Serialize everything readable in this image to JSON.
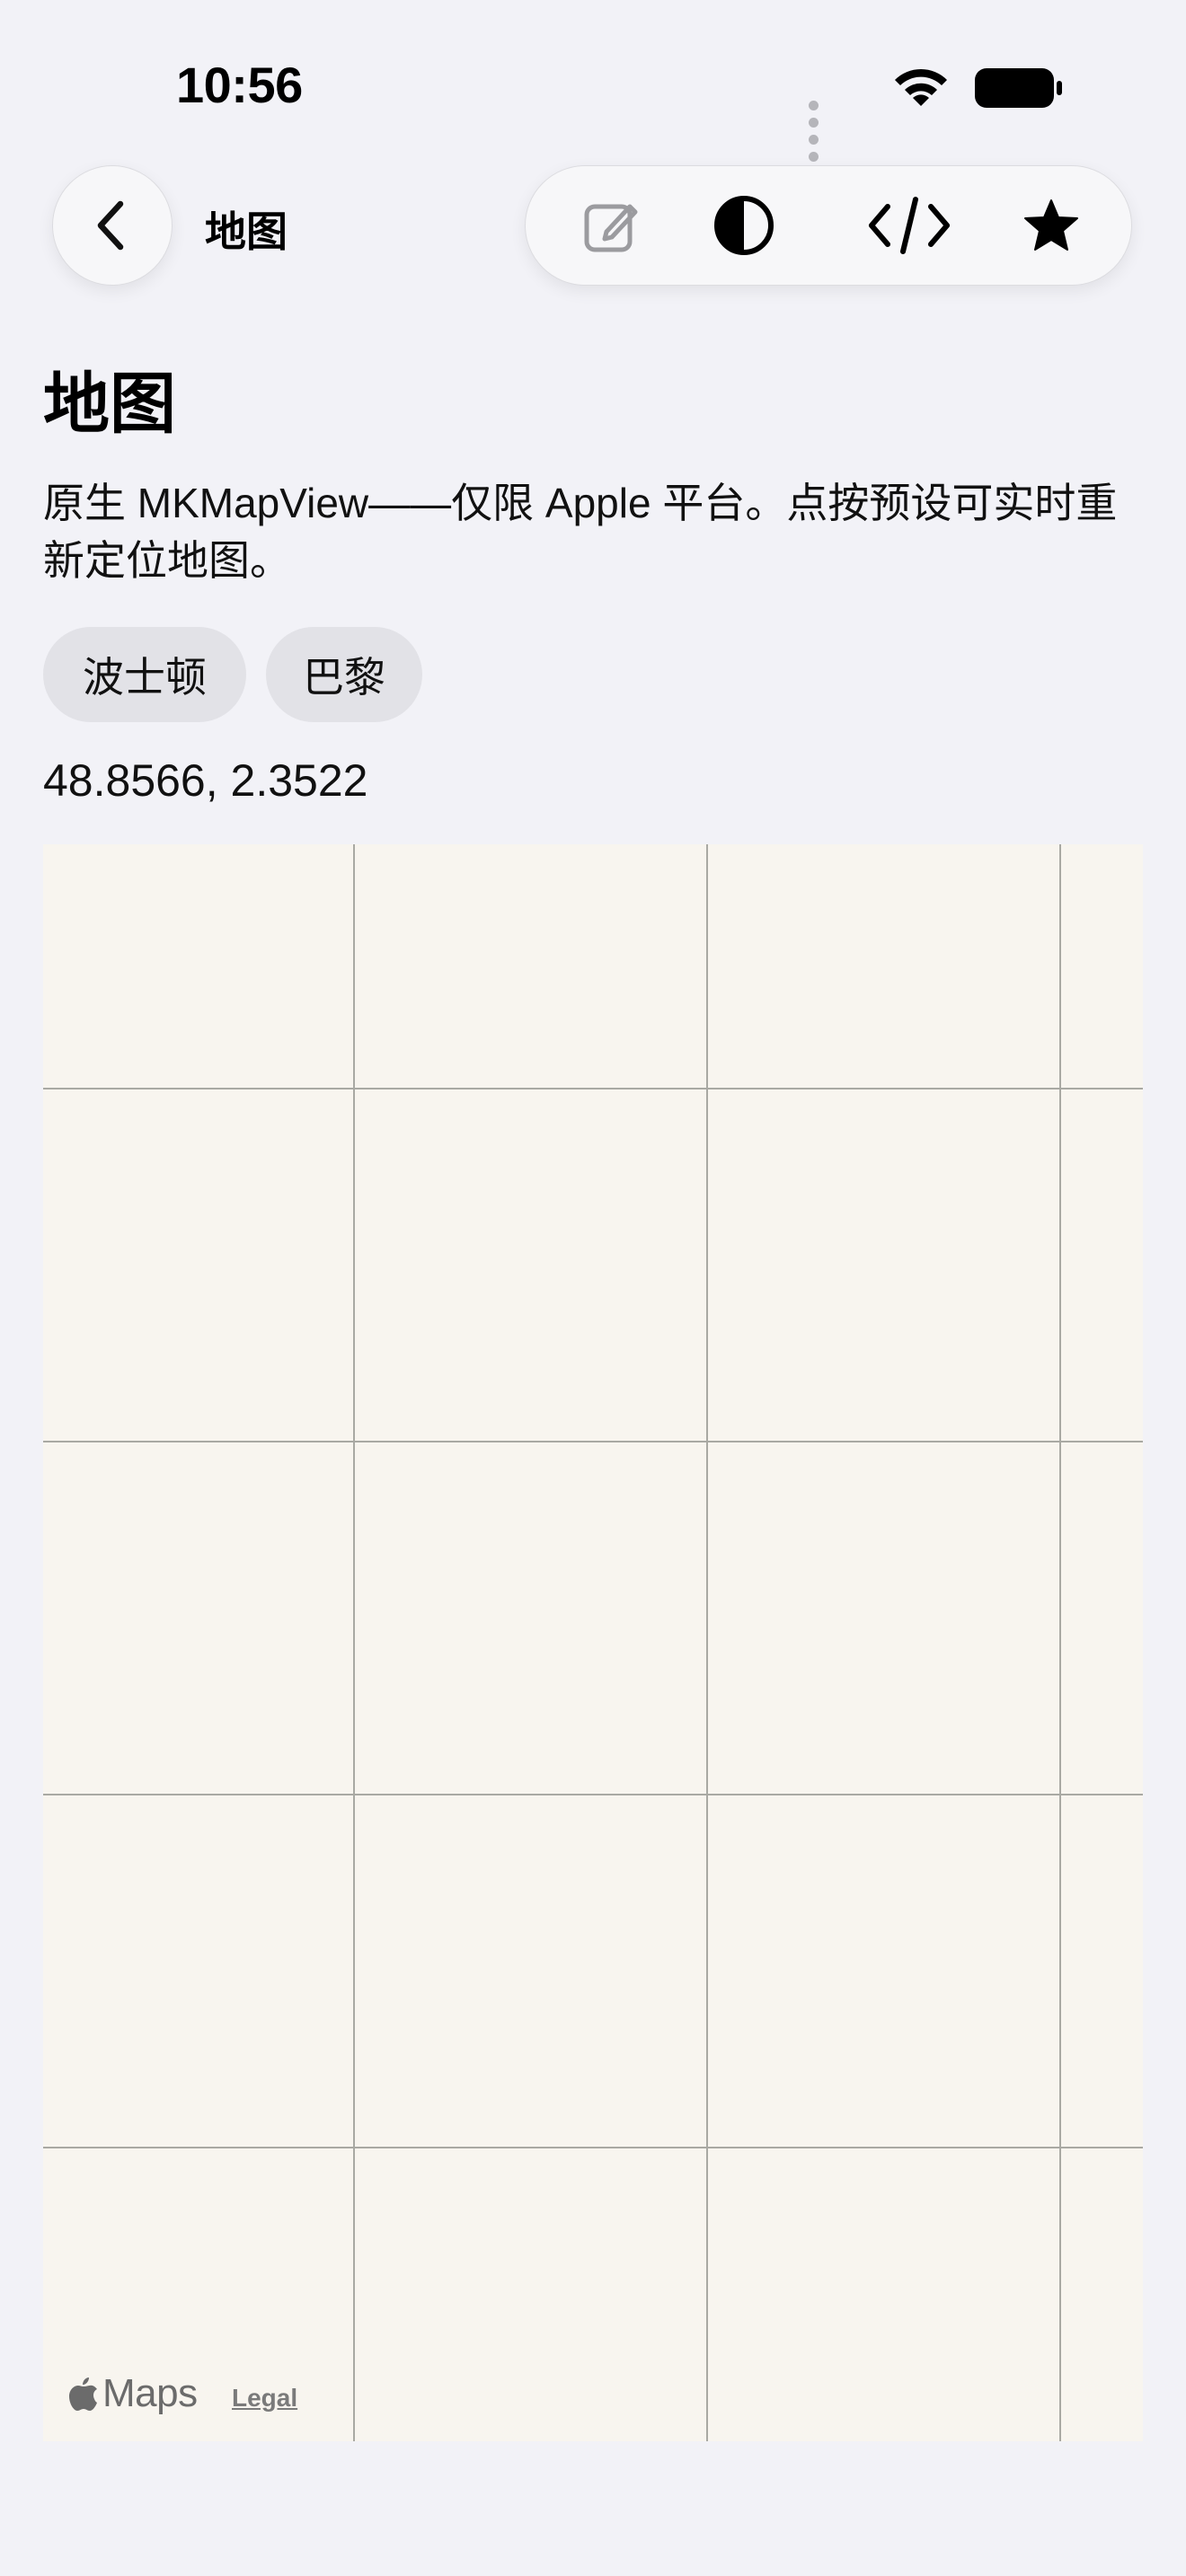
{
  "status_bar": {
    "time": "10:56"
  },
  "nav": {
    "title": "地图"
  },
  "page": {
    "title": "地图",
    "description": "原生 MKMapView——仅限 Apple 平台。点按预设可实时重新定位地图。",
    "presets": [
      {
        "label": "波士顿"
      },
      {
        "label": "巴黎"
      }
    ],
    "coordinates": "48.8566, 2.3522"
  },
  "map": {
    "brand": "Maps",
    "legal": "Legal",
    "background_color": "#f8f5ef",
    "grid_color": "#a9a9a3"
  },
  "icons": {
    "back": "chevron-left-icon",
    "edit": "pencil-square-icon",
    "contrast": "half-circle-icon",
    "code": "code-brackets-icon",
    "favorite": "star-icon",
    "logo": "apple-icon"
  }
}
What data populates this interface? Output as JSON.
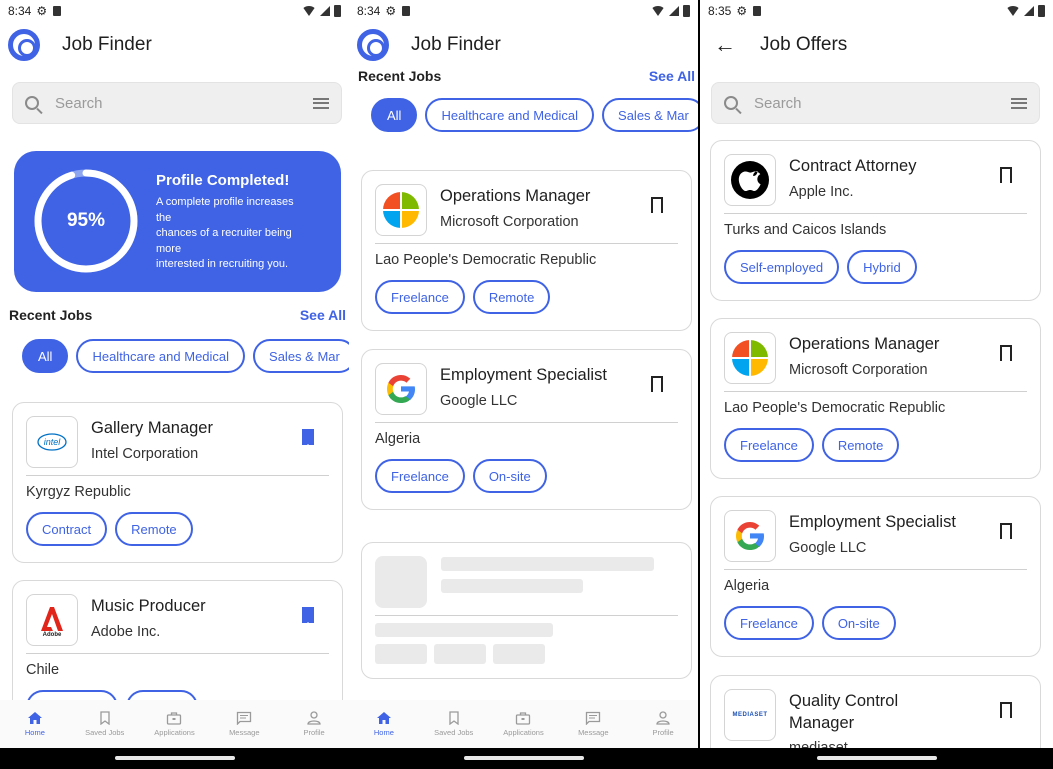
{
  "colors": {
    "accent": "#3f63e4"
  },
  "screens": [
    {
      "time": "8:34",
      "title": "Job Finder",
      "search_placeholder": "Search",
      "profile": {
        "percent": "95%",
        "progress": 0.95,
        "title": "Profile Completed!",
        "text_lines": [
          "A complete profile increases",
          "the",
          "chances of a recruiter being",
          "more",
          "interested in recruiting you."
        ]
      },
      "recent_jobs": "Recent Jobs",
      "see_all": "See All",
      "chips": [
        "All",
        "Healthcare and Medical",
        "Sales & Mar"
      ],
      "jobs": [
        {
          "title": "Gallery Manager",
          "company": "Intel Corporation",
          "location": "Kyrgyz Republic",
          "tags": [
            "Contract",
            "Remote"
          ],
          "logo": "intel-logo",
          "bookmarked": true
        },
        {
          "title": "Music Producer",
          "company": "Adobe Inc.",
          "location": "Chile",
          "tags": [
            "",
            ""
          ],
          "logo": "adobe-logo",
          "bookmarked": true
        }
      ],
      "nav": [
        "Home",
        "Saved Jobs",
        "Applications",
        "Message",
        "Profile"
      ]
    },
    {
      "time": "8:34",
      "title": "Job Finder",
      "recent_jobs": "Recent Jobs",
      "see_all": "See All",
      "chips": [
        "All",
        "Healthcare and Medical",
        "Sales & Mar"
      ],
      "jobs": [
        {
          "title": "Operations Manager",
          "company": "Microsoft Corporation",
          "location": "Lao People's Democratic Republic",
          "tags": [
            "Freelance",
            "Remote"
          ],
          "logo": "microsoft-logo",
          "bookmarked": false
        },
        {
          "title": "Employment Specialist",
          "company": "Google LLC",
          "location": "Algeria",
          "tags": [
            "Freelance",
            "On-site"
          ],
          "logo": "google-logo",
          "bookmarked": false
        }
      ],
      "nav": [
        "Home",
        "Saved Jobs",
        "Applications",
        "Message",
        "Profile"
      ]
    },
    {
      "time": "8:35",
      "title": "Job Offers",
      "search_placeholder": "Search",
      "jobs": [
        {
          "title": "Contract Attorney",
          "company": "Apple Inc.",
          "location": "Turks and Caicos Islands",
          "tags": [
            "Self-employed",
            "Hybrid"
          ],
          "logo": "apple-logo",
          "bookmarked": false
        },
        {
          "title": "Operations Manager",
          "company": "Microsoft Corporation",
          "location": "Lao People's Democratic Republic",
          "tags": [
            "Freelance",
            "Remote"
          ],
          "logo": "microsoft-logo",
          "bookmarked": false
        },
        {
          "title": "Employment Specialist",
          "company": "Google LLC",
          "location": "Algeria",
          "tags": [
            "Freelance",
            "On-site"
          ],
          "logo": "google-logo",
          "bookmarked": false
        },
        {
          "title_lines": [
            "Quality Control",
            "Manager"
          ],
          "company": "mediaset",
          "logo": "mediaset-logo",
          "logo_text": "MEDIASET",
          "bookmarked": false
        }
      ]
    }
  ]
}
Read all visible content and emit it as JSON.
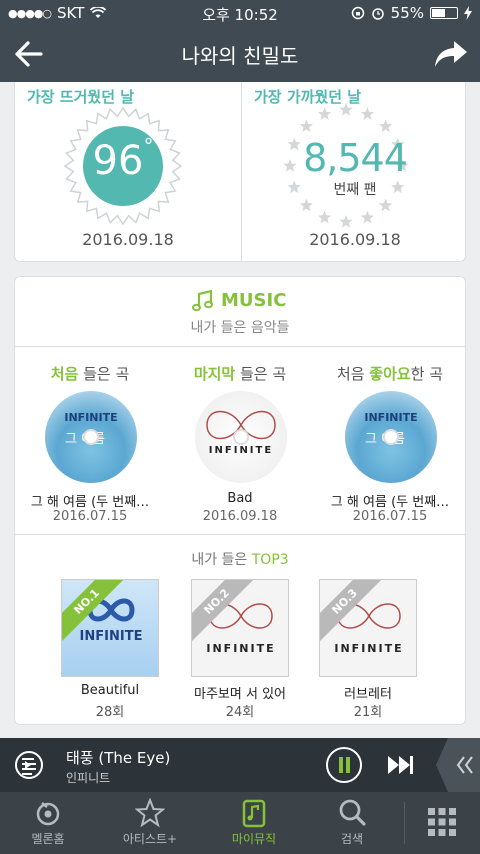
{
  "status_bar": {
    "carrier": "SKT",
    "time": "오후 10:52",
    "battery": "55%",
    "battery_level": 0.55
  },
  "header": {
    "title": "나와의 친밀도"
  },
  "stats": {
    "hottest": {
      "label": "가장 뜨거웠던 날",
      "temperature": "96",
      "degree": "°",
      "date": "2016.09.18"
    },
    "closest": {
      "label": "가장 가까웠던 날",
      "rank": "8,544",
      "rank_suffix": "번째 팬",
      "date": "2016.09.18"
    }
  },
  "music": {
    "title": "MUSIC",
    "subtitle": "내가 들은 음악들",
    "songs": [
      {
        "caption_hl": "처음",
        "caption_rest": " 들은 곡",
        "name": "그 해 여름 (두 번째…",
        "date": "2016.07.15"
      },
      {
        "caption_hl": "마지막",
        "caption_rest": " 들은 곡",
        "name": "Bad",
        "date": "2016.09.18"
      },
      {
        "caption_pre": "처음 ",
        "caption_hl": "좋아요",
        "caption_rest": "한 곡",
        "name": "그 해 여름 (두 번째…",
        "date": "2016.07.15"
      }
    ],
    "top3_title_pre": "내가 들은 ",
    "top3_title_hl": "TOP3",
    "top3": [
      {
        "rank": "NO.1",
        "name": "Beautiful",
        "count": "28회",
        "cover_text": "INFINITE"
      },
      {
        "rank": "NO.2",
        "name": "마주보며 서 있어",
        "count": "24회",
        "cover_text": "INFINITE"
      },
      {
        "rank": "NO.3",
        "name": "러브레터",
        "count": "21회",
        "cover_text": "INFINITE"
      }
    ],
    "cd_text": "INFINITE"
  },
  "player": {
    "track": "태풍 (The Eye)",
    "artist": "인피니트"
  },
  "tabs": [
    {
      "label": "멜론홈",
      "icon": "melon-home-icon"
    },
    {
      "label": "아티스트+",
      "icon": "star-icon"
    },
    {
      "label": "마이뮤직",
      "icon": "my-music-icon",
      "active": true
    },
    {
      "label": "검색",
      "icon": "search-icon"
    }
  ],
  "colors": {
    "accent_green": "#85c23a",
    "teal": "#52b8b0",
    "dark_bar": "#3f4a52"
  }
}
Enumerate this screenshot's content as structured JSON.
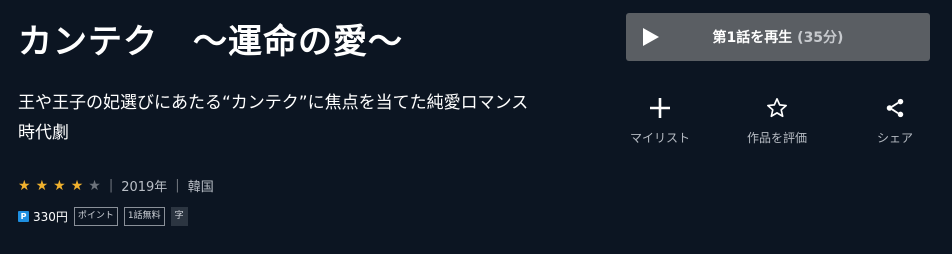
{
  "title": "カンテク　～運命の愛～",
  "description": "王や王子の妃選びにあたる“カンテク”に焦点を当てた純愛ロマンス時代劇",
  "rating": {
    "stars_filled": 4,
    "stars_total": 5
  },
  "meta": {
    "year": "2019年",
    "country": "韓国",
    "separator": "|"
  },
  "price": {
    "icon_text": "P",
    "amount": "330円",
    "tags": [
      "ポイント",
      "1話無料",
      "字"
    ]
  },
  "play_button": {
    "label": "第1話を再生",
    "duration": "(35分)"
  },
  "actions": [
    {
      "icon": "plus-icon",
      "label": "マイリスト"
    },
    {
      "icon": "star-outline-icon",
      "label": "作品を評価"
    },
    {
      "icon": "share-icon",
      "label": "シェア"
    }
  ],
  "colors": {
    "background": "#0c1522",
    "star_on": "#f0b12e",
    "star_off": "#6c727b",
    "play_button_bg": "#5a5e63",
    "point_icon": "#1e8fe0"
  }
}
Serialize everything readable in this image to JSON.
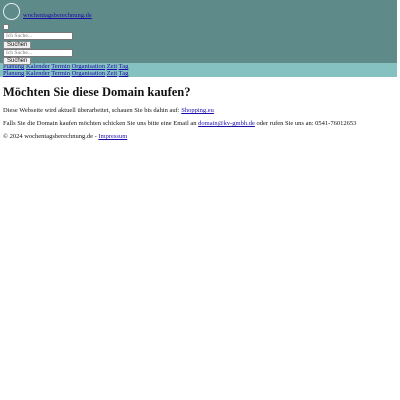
{
  "header": {
    "site_name": "wochentagsberechnung.de",
    "search_bar_1": {
      "placeholder": "Ich Suche...",
      "button": "Suchen"
    },
    "search_bar_2": {
      "placeholder": "Ich Suche...",
      "button": "Suchen"
    }
  },
  "colors": {
    "header_bg": "#5f8a8a",
    "nav_bg": "#85c1c1",
    "link": "#1a0dab"
  },
  "nav": {
    "row1": [
      "Planung",
      "Kalender",
      "Termin",
      "Organisation",
      "Zeit",
      "Tag"
    ],
    "row2": [
      "Planung",
      "Kalender",
      "Termin",
      "Organisation",
      "Zeit",
      "Tag"
    ]
  },
  "main": {
    "heading": "Möchten Sie diese Domain kaufen?",
    "p1_text": "Diese Webseite wird aktuell überarbeitet, schauen Sie bis dahin auf:",
    "p1_link": "Shopping.eu",
    "p2_text_a": "Falls Sie die Domain kaufen möchten schicken Sie uns bitte eine Email an",
    "p2_email": "domain@kv-gmbh.de",
    "p2_text_b": "oder rufen Sie uns an: 0541-76012653"
  },
  "footer": {
    "copyright": "© 2024 wochentagsberechnung.de -",
    "impressum": "Impressum"
  }
}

---*---

> The exercise
Scan the material above for the string "wochentagsberechnung" and return the lines that hold it.

> Output below
    "site_name": "wochentagsberechnung.de",
    "copyright": "© 2024 wochentagsberechnung.de -",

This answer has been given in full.